### [DIRECTIONS]
For each line below that includes the word "January", make a copy.

# start of DATASET ROWS

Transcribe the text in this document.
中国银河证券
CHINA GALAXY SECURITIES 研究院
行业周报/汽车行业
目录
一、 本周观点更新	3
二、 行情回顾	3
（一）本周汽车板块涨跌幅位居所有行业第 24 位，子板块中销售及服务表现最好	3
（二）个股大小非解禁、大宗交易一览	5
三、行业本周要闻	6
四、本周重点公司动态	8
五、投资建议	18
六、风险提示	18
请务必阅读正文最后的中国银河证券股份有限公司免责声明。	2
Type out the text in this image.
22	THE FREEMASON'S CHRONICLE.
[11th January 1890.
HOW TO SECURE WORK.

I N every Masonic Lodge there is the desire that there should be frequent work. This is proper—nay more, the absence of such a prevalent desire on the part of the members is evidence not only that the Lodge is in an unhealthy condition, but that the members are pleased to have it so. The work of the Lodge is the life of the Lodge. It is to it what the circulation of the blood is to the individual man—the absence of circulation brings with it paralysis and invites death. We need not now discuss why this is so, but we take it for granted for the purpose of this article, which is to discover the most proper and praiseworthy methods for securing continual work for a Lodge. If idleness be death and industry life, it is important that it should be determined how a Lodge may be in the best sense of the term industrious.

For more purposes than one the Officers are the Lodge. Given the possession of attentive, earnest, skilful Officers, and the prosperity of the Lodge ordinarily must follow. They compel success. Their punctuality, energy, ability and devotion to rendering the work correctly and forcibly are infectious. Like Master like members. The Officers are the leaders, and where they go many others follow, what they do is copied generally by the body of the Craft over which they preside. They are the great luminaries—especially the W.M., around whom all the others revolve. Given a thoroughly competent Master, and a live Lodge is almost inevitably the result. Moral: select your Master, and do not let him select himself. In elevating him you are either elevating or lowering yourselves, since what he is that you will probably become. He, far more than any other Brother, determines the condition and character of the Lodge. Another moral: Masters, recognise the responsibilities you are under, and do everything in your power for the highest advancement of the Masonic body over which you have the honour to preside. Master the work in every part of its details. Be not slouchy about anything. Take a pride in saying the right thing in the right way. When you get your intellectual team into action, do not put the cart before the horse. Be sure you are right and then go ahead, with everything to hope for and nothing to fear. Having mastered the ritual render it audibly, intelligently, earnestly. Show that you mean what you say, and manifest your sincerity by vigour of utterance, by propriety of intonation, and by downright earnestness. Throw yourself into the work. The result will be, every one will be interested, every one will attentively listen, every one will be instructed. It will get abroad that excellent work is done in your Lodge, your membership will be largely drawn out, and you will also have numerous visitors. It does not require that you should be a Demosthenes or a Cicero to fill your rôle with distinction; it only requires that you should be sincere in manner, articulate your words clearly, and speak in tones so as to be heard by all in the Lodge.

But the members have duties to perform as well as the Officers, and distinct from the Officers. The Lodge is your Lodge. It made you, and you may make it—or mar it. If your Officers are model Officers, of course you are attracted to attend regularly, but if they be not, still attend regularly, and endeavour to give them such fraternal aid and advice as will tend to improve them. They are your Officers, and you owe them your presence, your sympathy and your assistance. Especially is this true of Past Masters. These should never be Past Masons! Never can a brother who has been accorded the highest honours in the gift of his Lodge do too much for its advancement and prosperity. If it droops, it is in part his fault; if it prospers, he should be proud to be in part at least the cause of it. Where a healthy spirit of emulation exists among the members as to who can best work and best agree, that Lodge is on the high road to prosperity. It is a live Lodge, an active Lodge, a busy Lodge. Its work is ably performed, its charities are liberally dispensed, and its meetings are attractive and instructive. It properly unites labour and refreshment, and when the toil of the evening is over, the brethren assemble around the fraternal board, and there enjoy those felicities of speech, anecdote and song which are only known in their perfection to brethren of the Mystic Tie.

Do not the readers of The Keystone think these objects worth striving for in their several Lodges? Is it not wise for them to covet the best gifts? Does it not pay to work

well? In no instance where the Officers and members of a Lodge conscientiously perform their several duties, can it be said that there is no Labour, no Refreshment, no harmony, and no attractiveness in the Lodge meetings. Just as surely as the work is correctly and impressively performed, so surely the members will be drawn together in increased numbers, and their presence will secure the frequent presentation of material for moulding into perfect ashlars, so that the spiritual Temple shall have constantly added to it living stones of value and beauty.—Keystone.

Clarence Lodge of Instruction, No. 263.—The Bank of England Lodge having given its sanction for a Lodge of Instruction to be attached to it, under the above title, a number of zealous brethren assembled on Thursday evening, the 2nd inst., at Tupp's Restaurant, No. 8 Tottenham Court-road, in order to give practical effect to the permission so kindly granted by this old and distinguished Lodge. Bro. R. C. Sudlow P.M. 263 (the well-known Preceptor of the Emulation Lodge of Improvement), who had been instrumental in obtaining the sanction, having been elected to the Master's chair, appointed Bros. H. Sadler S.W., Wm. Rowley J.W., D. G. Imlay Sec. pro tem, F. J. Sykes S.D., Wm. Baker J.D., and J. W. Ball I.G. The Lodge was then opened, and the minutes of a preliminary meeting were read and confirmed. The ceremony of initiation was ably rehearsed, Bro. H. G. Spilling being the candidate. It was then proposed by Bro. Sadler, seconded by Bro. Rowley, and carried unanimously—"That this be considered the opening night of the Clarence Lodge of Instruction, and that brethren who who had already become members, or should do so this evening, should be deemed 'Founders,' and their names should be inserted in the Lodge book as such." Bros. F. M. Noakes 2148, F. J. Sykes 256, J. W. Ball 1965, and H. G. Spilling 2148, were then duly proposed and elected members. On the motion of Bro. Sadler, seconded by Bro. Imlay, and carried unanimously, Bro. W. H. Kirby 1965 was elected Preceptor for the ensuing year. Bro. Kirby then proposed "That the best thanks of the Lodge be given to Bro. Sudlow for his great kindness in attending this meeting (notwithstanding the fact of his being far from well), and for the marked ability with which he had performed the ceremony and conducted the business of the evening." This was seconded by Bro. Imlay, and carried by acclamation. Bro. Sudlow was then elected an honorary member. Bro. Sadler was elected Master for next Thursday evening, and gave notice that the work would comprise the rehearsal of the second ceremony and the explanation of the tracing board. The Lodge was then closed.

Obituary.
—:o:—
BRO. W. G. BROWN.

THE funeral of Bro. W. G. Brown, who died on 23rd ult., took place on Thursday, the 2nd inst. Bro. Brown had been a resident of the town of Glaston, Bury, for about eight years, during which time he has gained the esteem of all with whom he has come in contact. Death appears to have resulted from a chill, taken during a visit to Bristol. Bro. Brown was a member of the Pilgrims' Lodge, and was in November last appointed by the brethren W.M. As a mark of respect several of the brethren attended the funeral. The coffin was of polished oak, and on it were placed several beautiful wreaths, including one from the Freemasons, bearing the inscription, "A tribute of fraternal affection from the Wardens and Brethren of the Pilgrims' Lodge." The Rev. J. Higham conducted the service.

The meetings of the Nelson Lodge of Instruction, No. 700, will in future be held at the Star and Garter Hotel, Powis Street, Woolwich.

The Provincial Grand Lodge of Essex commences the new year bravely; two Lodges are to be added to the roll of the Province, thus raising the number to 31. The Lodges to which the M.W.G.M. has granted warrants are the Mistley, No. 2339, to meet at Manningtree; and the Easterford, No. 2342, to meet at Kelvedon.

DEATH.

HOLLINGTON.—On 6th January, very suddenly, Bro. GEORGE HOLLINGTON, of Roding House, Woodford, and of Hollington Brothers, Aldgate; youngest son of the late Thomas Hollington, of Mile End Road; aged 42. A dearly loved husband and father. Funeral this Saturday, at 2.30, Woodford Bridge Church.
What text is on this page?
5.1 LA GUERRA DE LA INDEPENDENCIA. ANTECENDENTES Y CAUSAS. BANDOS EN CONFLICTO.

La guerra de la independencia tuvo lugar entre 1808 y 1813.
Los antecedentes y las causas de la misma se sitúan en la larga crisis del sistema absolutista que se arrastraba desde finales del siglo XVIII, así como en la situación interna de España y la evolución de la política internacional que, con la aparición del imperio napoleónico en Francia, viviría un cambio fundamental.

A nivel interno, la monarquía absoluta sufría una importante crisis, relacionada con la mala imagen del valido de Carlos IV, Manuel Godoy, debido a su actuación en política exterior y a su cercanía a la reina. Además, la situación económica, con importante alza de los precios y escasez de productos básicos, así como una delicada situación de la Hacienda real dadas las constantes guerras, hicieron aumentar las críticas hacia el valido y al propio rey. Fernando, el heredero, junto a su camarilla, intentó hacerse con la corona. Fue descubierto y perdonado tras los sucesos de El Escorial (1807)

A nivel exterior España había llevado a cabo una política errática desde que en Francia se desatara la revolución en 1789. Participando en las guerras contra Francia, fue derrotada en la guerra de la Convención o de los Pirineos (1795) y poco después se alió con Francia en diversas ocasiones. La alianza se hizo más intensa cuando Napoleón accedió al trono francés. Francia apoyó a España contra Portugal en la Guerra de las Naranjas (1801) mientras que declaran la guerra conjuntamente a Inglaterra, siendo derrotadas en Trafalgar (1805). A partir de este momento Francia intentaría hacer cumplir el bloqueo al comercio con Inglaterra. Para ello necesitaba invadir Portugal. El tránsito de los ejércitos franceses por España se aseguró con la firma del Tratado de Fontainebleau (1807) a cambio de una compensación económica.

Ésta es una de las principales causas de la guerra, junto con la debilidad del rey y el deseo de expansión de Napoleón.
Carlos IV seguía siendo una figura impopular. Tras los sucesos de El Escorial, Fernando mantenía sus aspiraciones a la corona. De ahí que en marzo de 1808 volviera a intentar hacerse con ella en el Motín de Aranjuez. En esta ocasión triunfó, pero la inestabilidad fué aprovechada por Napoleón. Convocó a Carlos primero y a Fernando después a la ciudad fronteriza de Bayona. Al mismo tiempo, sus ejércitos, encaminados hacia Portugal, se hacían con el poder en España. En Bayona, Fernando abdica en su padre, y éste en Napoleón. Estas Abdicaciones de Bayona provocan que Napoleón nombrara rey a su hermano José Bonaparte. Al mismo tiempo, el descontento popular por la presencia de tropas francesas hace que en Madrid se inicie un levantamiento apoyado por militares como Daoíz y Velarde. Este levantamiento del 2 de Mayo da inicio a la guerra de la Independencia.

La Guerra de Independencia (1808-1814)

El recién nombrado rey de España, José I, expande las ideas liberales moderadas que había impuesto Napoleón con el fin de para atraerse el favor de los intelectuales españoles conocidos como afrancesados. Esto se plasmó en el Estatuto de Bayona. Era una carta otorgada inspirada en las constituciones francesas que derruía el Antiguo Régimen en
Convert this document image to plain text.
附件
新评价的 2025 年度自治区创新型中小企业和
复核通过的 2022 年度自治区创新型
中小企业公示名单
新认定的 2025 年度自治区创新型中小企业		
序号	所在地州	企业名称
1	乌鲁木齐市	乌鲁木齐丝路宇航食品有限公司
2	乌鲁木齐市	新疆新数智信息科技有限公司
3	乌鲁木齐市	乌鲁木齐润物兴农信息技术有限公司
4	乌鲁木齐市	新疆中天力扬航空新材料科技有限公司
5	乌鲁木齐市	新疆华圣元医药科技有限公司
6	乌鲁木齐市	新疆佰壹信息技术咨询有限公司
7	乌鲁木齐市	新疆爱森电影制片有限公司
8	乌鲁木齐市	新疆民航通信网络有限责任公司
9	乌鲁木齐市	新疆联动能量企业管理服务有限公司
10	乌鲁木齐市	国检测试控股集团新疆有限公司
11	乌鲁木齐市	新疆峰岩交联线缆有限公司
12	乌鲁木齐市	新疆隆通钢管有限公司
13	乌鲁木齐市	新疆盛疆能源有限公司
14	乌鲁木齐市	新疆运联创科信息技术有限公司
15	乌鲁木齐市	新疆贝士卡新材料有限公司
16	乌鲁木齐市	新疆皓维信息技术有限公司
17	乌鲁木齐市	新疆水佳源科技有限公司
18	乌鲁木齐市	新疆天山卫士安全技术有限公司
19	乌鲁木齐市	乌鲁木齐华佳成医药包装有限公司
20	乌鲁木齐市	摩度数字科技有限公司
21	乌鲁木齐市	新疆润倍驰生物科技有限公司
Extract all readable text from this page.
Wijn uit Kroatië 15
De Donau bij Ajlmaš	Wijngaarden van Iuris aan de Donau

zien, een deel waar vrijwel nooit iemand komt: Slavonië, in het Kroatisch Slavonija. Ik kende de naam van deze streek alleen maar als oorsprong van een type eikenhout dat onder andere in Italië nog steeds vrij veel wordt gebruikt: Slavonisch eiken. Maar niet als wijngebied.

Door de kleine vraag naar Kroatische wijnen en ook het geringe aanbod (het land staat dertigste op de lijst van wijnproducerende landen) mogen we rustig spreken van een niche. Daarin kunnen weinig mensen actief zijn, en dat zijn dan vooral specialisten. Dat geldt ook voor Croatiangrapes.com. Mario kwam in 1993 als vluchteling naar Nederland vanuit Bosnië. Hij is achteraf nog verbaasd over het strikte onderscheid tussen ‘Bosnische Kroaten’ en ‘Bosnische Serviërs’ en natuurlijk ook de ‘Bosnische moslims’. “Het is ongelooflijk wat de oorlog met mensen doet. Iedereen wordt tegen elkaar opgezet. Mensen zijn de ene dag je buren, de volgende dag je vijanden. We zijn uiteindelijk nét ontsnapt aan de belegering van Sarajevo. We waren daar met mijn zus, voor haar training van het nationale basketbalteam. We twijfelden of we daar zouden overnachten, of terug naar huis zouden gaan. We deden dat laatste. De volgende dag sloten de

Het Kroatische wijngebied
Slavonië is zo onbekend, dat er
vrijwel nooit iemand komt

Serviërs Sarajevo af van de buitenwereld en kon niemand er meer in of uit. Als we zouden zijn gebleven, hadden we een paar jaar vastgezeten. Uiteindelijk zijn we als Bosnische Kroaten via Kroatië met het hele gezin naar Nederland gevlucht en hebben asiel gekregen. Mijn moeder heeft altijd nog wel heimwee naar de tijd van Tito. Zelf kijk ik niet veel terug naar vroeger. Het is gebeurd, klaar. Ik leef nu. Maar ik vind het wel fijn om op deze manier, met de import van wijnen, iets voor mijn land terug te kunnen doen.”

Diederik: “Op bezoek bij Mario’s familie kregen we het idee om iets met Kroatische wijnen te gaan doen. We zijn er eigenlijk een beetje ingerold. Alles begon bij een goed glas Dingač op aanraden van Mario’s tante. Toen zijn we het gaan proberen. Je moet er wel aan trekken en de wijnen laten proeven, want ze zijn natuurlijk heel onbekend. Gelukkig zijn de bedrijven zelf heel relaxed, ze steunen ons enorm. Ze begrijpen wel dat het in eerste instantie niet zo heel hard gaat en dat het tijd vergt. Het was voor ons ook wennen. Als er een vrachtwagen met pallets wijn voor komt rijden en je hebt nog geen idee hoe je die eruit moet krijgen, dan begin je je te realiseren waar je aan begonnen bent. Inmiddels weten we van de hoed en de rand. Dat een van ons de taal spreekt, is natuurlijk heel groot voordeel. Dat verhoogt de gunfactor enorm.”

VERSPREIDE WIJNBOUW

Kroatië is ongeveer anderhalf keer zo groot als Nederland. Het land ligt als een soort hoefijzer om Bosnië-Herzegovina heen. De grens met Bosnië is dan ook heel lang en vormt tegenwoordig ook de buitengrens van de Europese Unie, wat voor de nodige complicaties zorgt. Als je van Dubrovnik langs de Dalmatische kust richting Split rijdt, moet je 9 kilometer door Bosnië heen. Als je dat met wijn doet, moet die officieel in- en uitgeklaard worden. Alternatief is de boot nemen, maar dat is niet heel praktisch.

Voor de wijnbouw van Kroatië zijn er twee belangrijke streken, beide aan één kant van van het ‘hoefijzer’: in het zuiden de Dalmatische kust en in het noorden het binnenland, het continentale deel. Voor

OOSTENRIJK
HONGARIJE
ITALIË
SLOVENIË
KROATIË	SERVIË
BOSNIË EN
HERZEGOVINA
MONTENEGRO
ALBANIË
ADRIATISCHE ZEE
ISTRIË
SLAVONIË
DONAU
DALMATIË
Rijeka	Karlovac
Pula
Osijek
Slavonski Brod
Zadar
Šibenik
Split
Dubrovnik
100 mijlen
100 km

# end of DATASET ROWS

### [FINISHED ANSWER]
[11th January 1890.
HOLLINGTON.—On 6th January, very suddenly, Bro. GEORGE HOLLINGTON, of Roding House, Woodford, and of Hollington Brothers, Aldgate; youngest son of the late Thomas Hollington, of Mile End Road; aged 42. A dearly loved husband and father. Funeral this Saturday, at 2.30, Woodford Bridge Church.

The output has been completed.